**KETENTUAN TUGAS:** Salin persis bagian teks tentang Bung Karno dan Bung Hatta yang terletak antara "Revolusioner dalam bertindak, namun" dan "pembentukan identitas kebangsaan.", termasuk kedua bagian itu.

Revolusioner dalam bertindak, namun logis dan santun dalam metode dan caranya.
Tercatat Bung Karno adalah salah satu murid dari raja tanpa mahkota, HOS
Cokroaminoto. Bersama Semaun dan Kartosoewiryo kelak menjadi pemimpin-pemimpin
berpengaruh di Indonesia bahkan dunia. Sedangkan Bung Hatta dilahirkan dari
perkumpulan-perkumpulan seperti Jong Soematra dan sejenisnya, bertemu dengan
Nazir Simanjuntak untuk kemudian menjadi salah satu tokoh penting dalam
Indische Verengging yang kelak akan menjadi Perhimpunan Indonesia. Kemudian
bersama mereka merapatkan barisan dan membidani Sumpah Pemuda 1928, untuk
kemudian menjadi awal pembentukan identitas kebangsaan.
Kehebatan
dan kekuatan personal beliau berdua meresonasi seantoro negeri. Hadir dalam
bentuk seruan tunggal kemerdekaan dan persatuan. Merapatlah puluhan organisasi
dan pergerakan nasional yang eranya dimulai oleh Sarikat Dagang Islam pada 1905
dan diambil titik tolaknya oleh Boedi Oetomo pada 1908. Bersama membentuk
berbagai kongres-kongres dan rapat umum, aksi-aksi dijalanan, selebaran,
bulletin, majalah dan poster-poster dengan tema kemerdekaan. Sangat disayangkan
pada 1926 aksi kudeta oleh PKI (Partai Komunis Indonesia, anggota Komunisme
Internasional (Komintren), membuat benih-benih tersebut harus menunggu untuk
tumbuh. Pengawasan dan pengintaian dari Belanda, membuat berbagai tokoh
pergerakan dibui, diasingkan bahkan dibunuh. Tetapi, pohon yang mampu tegak
berdiri diatas lapisan tanah pada adalah pohon yang kuat, dan jelas itulah yang
terjadi, itulah tantangan di depan Bung Karno dan Bung Hatta.

**KUMPULAN DATA:**

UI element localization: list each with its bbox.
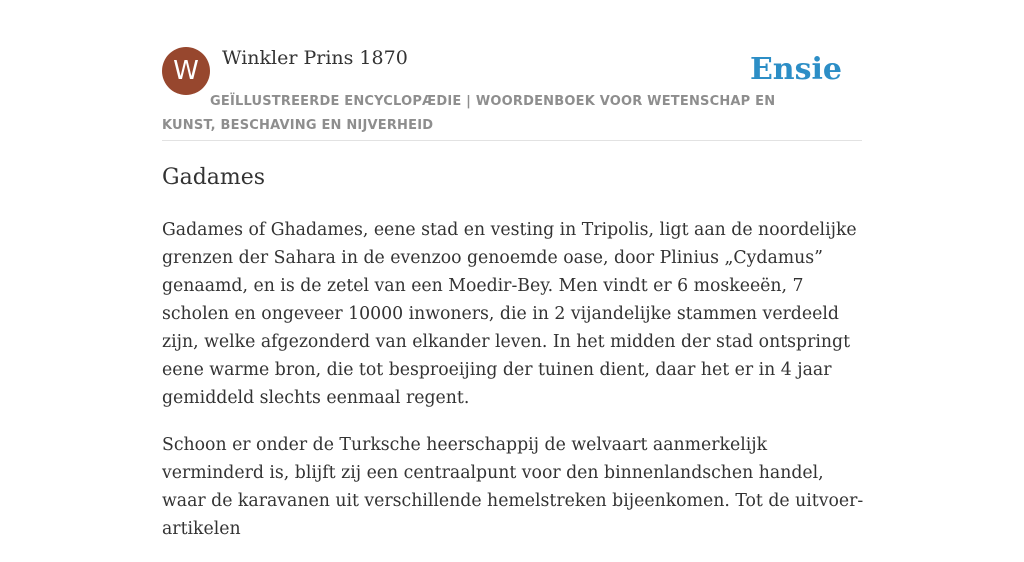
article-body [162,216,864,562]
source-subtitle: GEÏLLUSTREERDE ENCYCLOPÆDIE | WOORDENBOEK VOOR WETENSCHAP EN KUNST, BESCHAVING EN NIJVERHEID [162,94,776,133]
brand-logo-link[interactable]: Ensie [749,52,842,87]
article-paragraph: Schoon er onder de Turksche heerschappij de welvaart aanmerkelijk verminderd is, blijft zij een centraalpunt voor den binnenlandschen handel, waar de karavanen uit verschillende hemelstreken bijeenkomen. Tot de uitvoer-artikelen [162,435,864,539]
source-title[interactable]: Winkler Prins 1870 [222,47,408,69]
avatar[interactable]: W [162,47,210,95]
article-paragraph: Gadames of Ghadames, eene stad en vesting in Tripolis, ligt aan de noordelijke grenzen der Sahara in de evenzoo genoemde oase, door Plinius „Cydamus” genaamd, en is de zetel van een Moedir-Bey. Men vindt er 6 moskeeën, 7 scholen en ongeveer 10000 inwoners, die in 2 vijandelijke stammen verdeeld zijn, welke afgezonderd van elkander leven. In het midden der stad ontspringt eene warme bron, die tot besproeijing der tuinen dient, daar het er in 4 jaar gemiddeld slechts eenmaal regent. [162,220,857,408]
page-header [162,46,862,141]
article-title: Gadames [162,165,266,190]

**JAWABAN TERTULIS:**
Revolusioner dalam bertindak, namun logis dan santun dalam metode dan caranya.
Tercatat Bung Karno adalah salah satu murid dari raja tanpa mahkota, HOS
Cokroaminoto. Bersama Semaun dan Kartosoewiryo kelak menjadi pemimpin-pemimpin
berpengaruh di Indonesia bahkan dunia. Sedangkan Bung Hatta dilahirkan dari
perkumpulan-perkumpulan seperti Jong Soematra dan sejenisnya, bertemu dengan
Nazir Simanjuntak untuk kemudian menjadi salah satu tokoh penting dalam
Indische Verengging yang kelak akan menjadi Perhimpunan Indonesia. Kemudian
bersama mereka merapatkan barisan dan membidani Sumpah Pemuda 1928, untuk
kemudian menjadi awal pembentukan identitas kebangsaan.